Stated problem:
Provide the data again in its entirety, exactly as given.

Provided data:
+ + + + +
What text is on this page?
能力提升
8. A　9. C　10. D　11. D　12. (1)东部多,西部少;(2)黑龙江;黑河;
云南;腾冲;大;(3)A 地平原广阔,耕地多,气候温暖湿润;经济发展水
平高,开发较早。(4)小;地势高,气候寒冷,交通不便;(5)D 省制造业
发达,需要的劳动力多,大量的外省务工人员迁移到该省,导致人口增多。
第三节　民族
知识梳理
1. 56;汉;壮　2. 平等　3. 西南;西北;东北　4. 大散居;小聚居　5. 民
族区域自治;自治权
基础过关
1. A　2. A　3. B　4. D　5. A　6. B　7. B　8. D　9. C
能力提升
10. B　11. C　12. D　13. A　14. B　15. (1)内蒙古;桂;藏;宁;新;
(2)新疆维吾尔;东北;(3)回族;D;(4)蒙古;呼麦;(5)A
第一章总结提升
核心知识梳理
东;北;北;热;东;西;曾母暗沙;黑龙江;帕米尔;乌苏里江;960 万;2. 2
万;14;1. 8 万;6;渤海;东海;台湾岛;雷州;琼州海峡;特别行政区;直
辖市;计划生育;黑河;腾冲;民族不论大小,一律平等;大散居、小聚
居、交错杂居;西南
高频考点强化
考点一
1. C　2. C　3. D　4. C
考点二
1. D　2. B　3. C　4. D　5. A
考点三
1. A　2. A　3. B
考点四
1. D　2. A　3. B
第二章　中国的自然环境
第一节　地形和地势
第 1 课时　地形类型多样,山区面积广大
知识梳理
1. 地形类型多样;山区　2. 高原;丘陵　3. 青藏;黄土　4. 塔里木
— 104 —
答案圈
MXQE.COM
+ + + + +
Solution for this exercise:
What text is on this page?
能力提升
8. A　9. C　10. D　11. D　12. (1)东部多,西部少;(2)黑龙江;黑河;
云南;腾冲;大;(3)A 地平原广阔,耕地多,气候温暖湿润;经济发展水
平高,开发较早。(4)小;地势高,气候寒冷,交通不便;(5)D 省制造业
发达,需要的劳动力多,大量的外省务工人员迁移到该省,导致人口增多。
第三节　民族
知识梳理
1. 56;汉;壮　2. 平等　3. 西南;西北;东北　4. 大散居;小聚居　5. 民
族区域自治;自治权
基础过关
1. A　2. A　3. B　4. D　5. A　6. B　7. B　8. D　9. C
能力提升
10. B　11. C　12. D　13. A　14. B　15. (1)内蒙古;桂;藏;宁;新;
(2)新疆维吾尔;东北;(3)回族;D;(4)蒙古;呼麦;(5)A
第一章总结提升
核心知识梳理
东;北;北;热;东;西;曾母暗沙;黑龙江;帕米尔;乌苏里江;960 万;2. 2
万;14;1. 8 万;6;渤海;东海;台湾岛;雷州;琼州海峡;特别行政区;直
辖市;计划生育;黑河;腾冲;民族不论大小,一律平等;大散居、小聚
居、交错杂居;西南
高频考点强化
考点一
1. C　2. C　3. D　4. C
考点二
1. D　2. B　3. C　4. D　5. A
考点三
1. A　2. A　3. B
考点四
1. D　2. A　3. B
第二章　中国的自然环境
第一节　地形和地势
第 1 课时　地形类型多样,山区面积广大
知识梳理
1. 地形类型多样;山区　2. 高原;丘陵　3. 青藏;黄土　4. 塔里木
— 104 —
答案圈
MXQE.COM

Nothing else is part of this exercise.